Exercise → Omit every picture and write out the rest of the records exactly.
□ □ □ □
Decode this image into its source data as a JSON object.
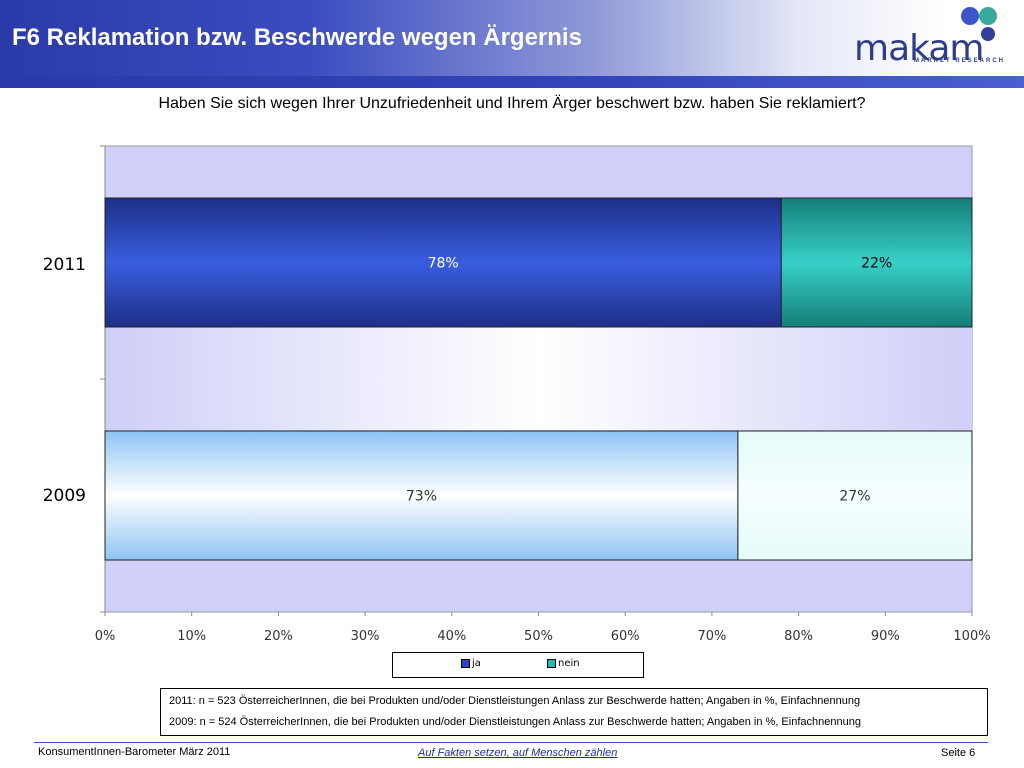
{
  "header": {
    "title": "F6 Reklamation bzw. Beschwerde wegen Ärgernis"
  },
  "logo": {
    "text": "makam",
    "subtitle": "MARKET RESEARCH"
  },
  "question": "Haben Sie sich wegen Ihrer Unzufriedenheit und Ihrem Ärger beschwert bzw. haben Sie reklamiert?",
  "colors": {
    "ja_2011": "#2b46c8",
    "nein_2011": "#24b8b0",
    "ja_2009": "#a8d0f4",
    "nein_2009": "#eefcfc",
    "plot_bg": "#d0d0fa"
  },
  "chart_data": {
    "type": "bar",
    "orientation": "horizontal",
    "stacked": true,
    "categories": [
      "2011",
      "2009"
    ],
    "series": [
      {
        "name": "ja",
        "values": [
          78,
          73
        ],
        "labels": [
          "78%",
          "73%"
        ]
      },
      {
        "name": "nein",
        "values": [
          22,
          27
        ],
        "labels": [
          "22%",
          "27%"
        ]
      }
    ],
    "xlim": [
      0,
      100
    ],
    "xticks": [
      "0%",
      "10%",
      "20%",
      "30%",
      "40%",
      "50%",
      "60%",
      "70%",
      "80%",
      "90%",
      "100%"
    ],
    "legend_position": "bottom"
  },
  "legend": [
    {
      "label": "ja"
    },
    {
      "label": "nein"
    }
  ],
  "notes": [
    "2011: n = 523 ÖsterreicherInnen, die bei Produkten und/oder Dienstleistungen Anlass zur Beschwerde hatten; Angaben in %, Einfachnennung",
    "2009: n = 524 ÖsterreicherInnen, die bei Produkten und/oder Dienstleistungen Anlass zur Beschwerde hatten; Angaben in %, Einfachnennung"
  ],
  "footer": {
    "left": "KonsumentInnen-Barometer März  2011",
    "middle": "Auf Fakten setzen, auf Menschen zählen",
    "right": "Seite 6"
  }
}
□ □ □ □
Answer to the problem →
Decode this image into its source data as a JSON object.
{
  "header": {
    "title": "F6 Reklamation bzw. Beschwerde wegen Ärgernis"
  },
  "logo": {
    "text": "makam",
    "subtitle": "MARKET RESEARCH"
  },
  "question": "Haben Sie sich wegen Ihrer Unzufriedenheit und Ihrem Ärger beschwert bzw. haben Sie reklamiert?",
  "colors": {
    "ja_2011": "#2b46c8",
    "nein_2011": "#24b8b0",
    "ja_2009": "#a8d0f4",
    "nein_2009": "#eefcfc",
    "plot_bg": "#d0d0fa"
  },
  "chart_data": {
    "type": "bar",
    "orientation": "horizontal",
    "stacked": true,
    "categories": [
      "2011",
      "2009"
    ],
    "series": [
      {
        "name": "ja",
        "values": [
          78,
          73
        ],
        "labels": [
          "78%",
          "73%"
        ]
      },
      {
        "name": "nein",
        "values": [
          22,
          27
        ],
        "labels": [
          "22%",
          "27%"
        ]
      }
    ],
    "xlim": [
      0,
      100
    ],
    "xticks": [
      "0%",
      "10%",
      "20%",
      "30%",
      "40%",
      "50%",
      "60%",
      "70%",
      "80%",
      "90%",
      "100%"
    ],
    "legend_position": "bottom"
  },
  "legend": [
    {
      "label": "ja"
    },
    {
      "label": "nein"
    }
  ],
  "notes": [
    "2011: n = 523 ÖsterreicherInnen, die bei Produkten und/oder Dienstleistungen Anlass zur Beschwerde hatten; Angaben in %, Einfachnennung",
    "2009: n = 524 ÖsterreicherInnen, die bei Produkten und/oder Dienstleistungen Anlass zur Beschwerde hatten; Angaben in %, Einfachnennung"
  ],
  "footer": {
    "left": "KonsumentInnen-Barometer März  2011",
    "middle": "Auf Fakten setzen, auf Menschen zählen",
    "right": "Seite 6"
  }
}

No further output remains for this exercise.